Christ is born in the City of David — Part 1

Luke 2:1-20

As child I heard someone say that the greatest event in history was the coming of Jesus Christ into this world.  This I doubted. Other events seems more significant to me: World War 2, the moon landing, the invention of ice cream, but I now see the great force of that claim about Jesus.

Many important happenings in history have altered the circumstances of human life, but really, there are only two great events in human history that made any change to the human condition.

The first was when Adam disobeyed God in the beginning of time; his disobedience shattered the right standing we had with God and condemned us all to sin and death. We had begun as God’s friends, but we declared war on our Creator; we became his fixed enemies. And, having no peace with God, we have no real peace at all.

The second great event – the greatest event — was the life of Jesus. Only his life, and death and rising again reversed the cycle of sin and death. In the coming of Jesus into this world, God declared peace and gave peace to sinful human beings.

Versus 1-7

Luke places the birth of Jesus in time and space – a real event in real history.  This is of great importance, because there are some people who express their dislike of God by pretending that there was no Jesus Christ – that he was never born, and the things recorded in the Bible never happened. This is a statement of faith that is contrary to fact.

Other religious people claim that the reality of the events in the Bible is not important. These people say that the stories of the Bible have spiritual meaning whether they really happened or not – the Bible, they say, gives cheering stories that provide fine examples for us to follow. This is simply nonsense.  Just think about the things recorded in the Bible and you will see that the good we humans cannot do, and the evil we do all too readily – the Bible is a book, of all books, that shows we need rescuing.

▶ **PROBLEM STATEMENT**
Write out, word for word, the part of the text on the birth of Jesus starting at "The second great" and ending at "contrary to fact.".

▶ **DATA EXCERPT**
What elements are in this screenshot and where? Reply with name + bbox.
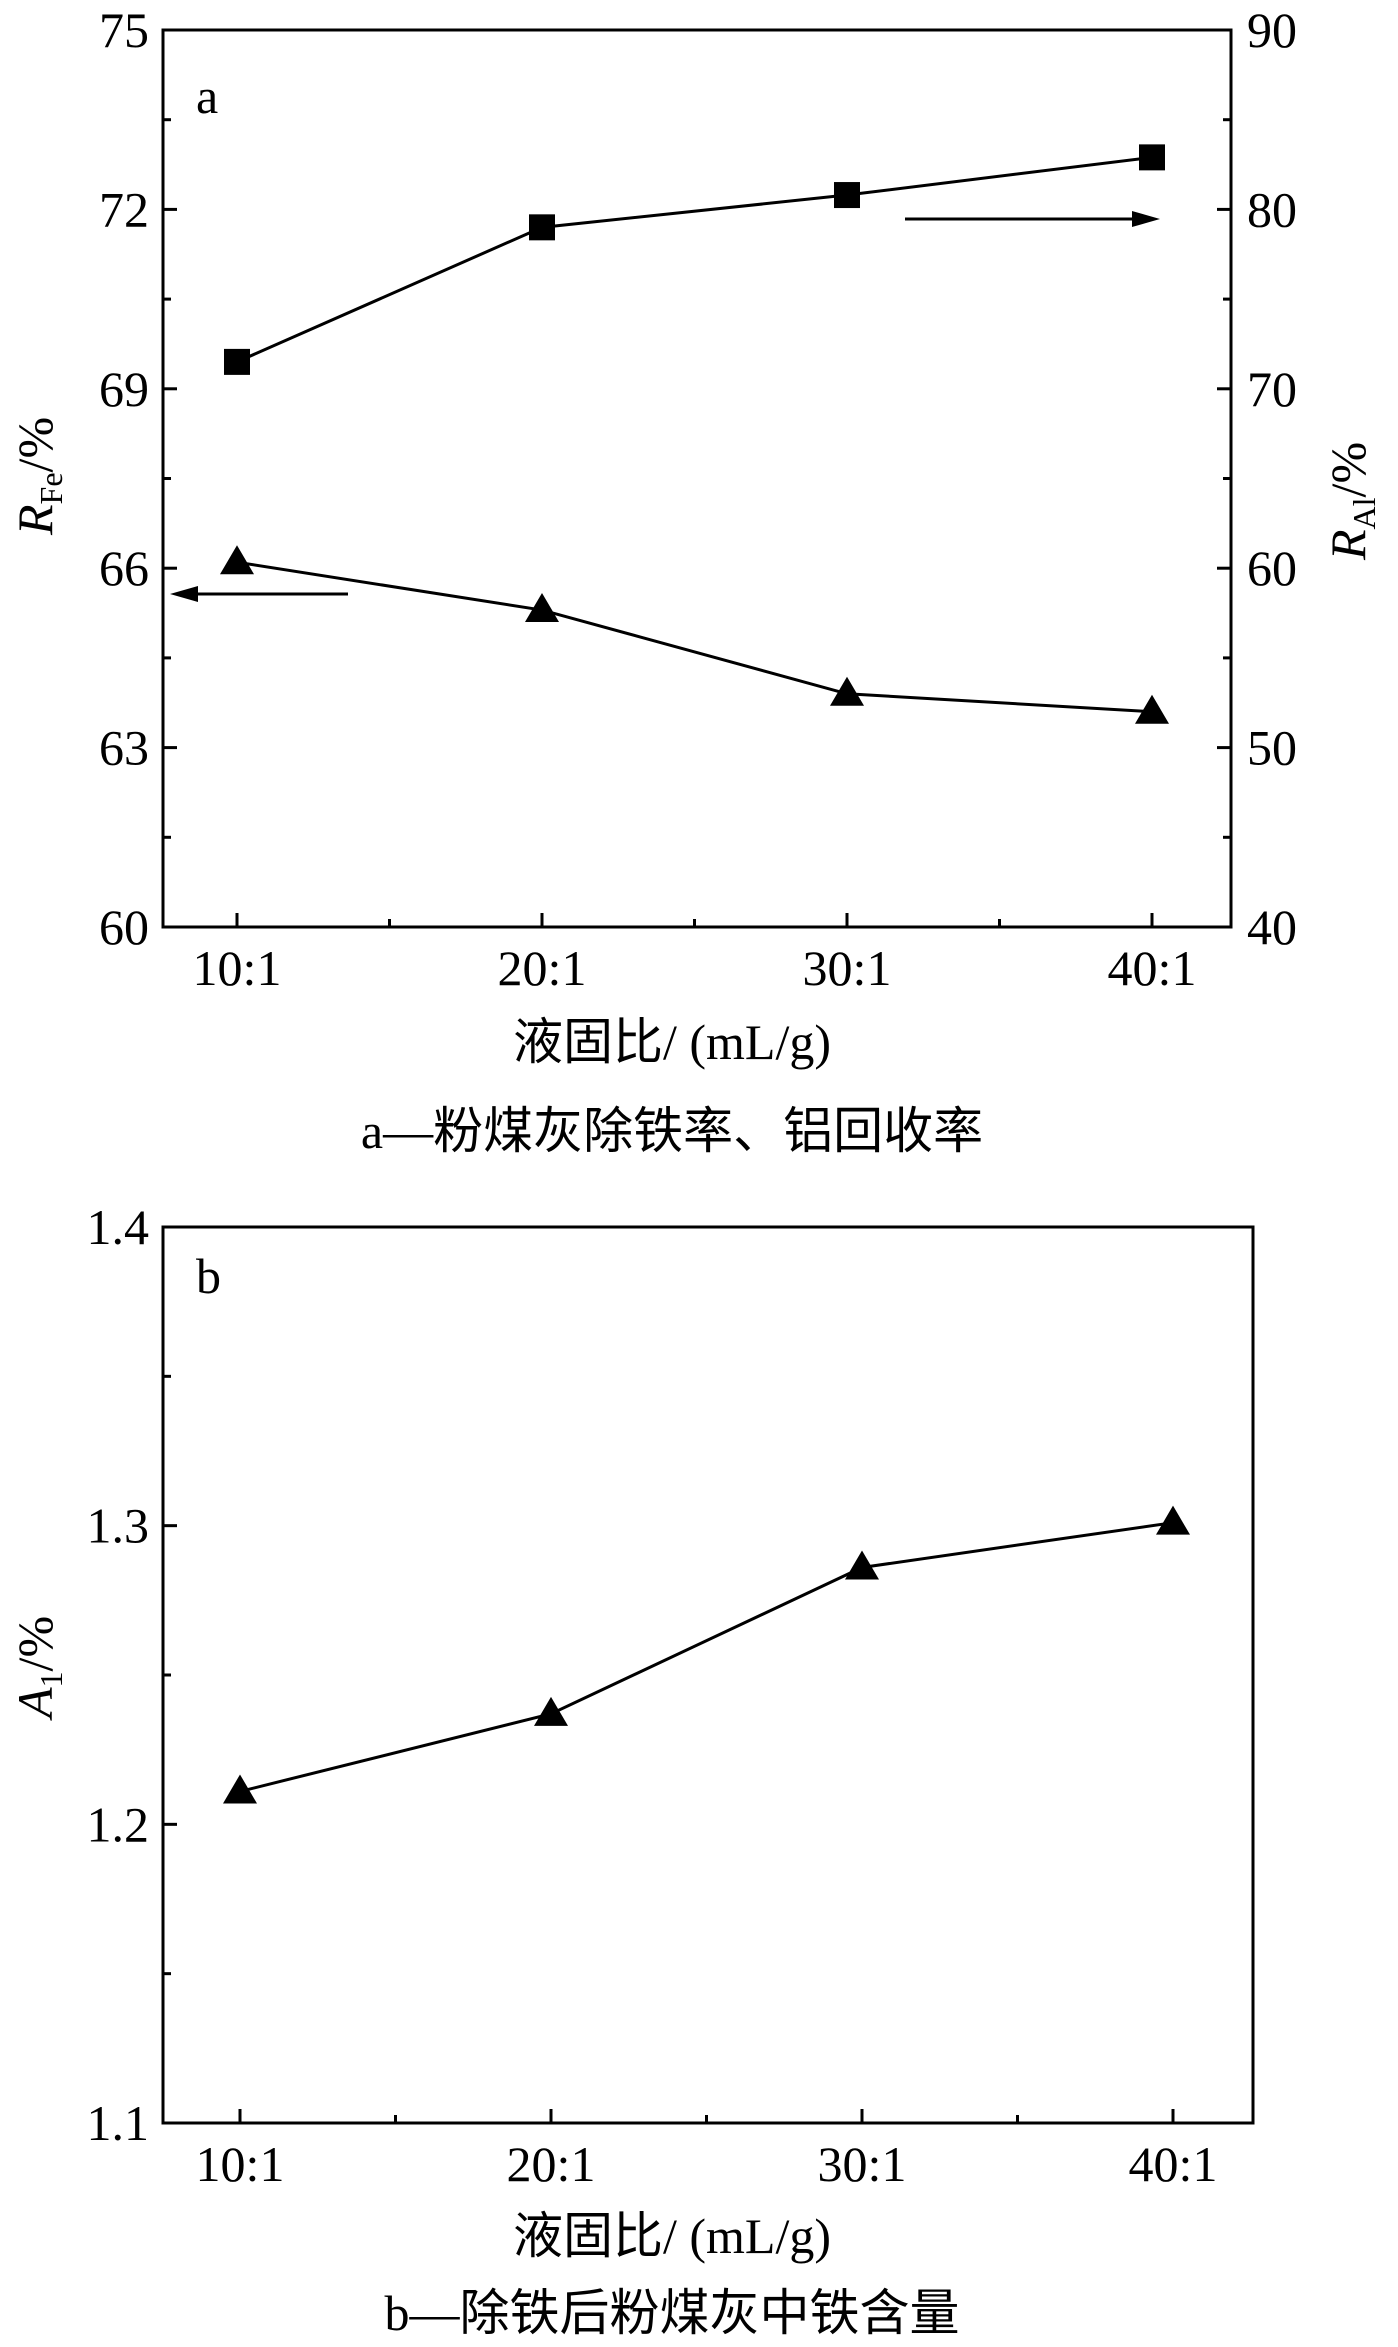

▶ **FINAL RESULT**
The second great event – the greatest event — was the life of Jesus. Only his life, and death and rising again reversed the cycle of sin and death. In the coming of Jesus into this world, God declared peace and gave peace to sinful human beings.

Versus 1-7

Luke places the birth of Jesus in time and space – a real event in real history.  This is of great importance, because there are some people who express their dislike of God by pretending that there was no Jesus Christ – that he was never born, and the things recorded in the Bible never happened. This is a statement of faith that is contrary to fact.